Debbie - yes, on the Corian laps with wax and diamond powder you have to use water.  One of those exceptions to the ruler

Badger - in general, your faceting machine is not a mess maker, as they are not used at high speeds.  Most of the debris will stay inside the bowl area if you don't crank it up to high.  Just throw a towel over your computer and it will be fine.  I'm surprised that Ultra-tec wouldn't tell you the age of the machine.  They used to.  Huh.  Perhaps sometime in the future when you want your machine tuned up, you'll be able to find out.

• SOURCE EXCERPT:
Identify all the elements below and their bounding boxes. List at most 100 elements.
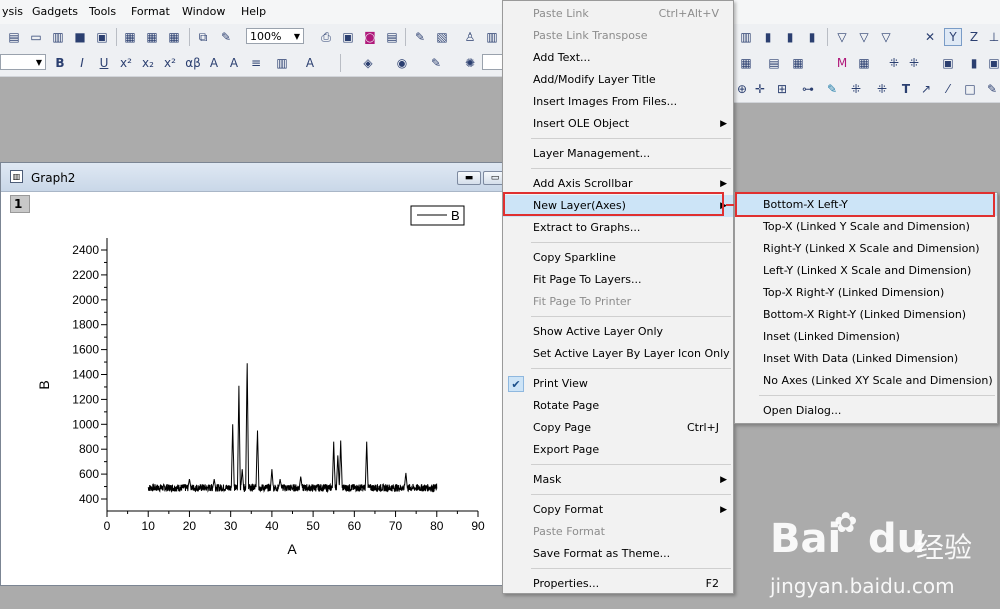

• WRITTEN EXERCISE:
Reproduce the part of the faceting forum post that starts at the words "Badger - in" and stops after "to find out.", copied without any changes.

• TASK RESPONSE:
Badger - in general, your faceting machine is not a mess maker, as they are not used at high speeds.  Most of the debris will stay inside the bowl area if you don't crank it up to high.  Just throw a towel over your computer and it will be fine.  I'm surprised that Ultra-tec wouldn't tell you the age of the machine.  They used to.  Huh.  Perhaps sometime in the future when you want your machine tuned up, you'll be able to find out.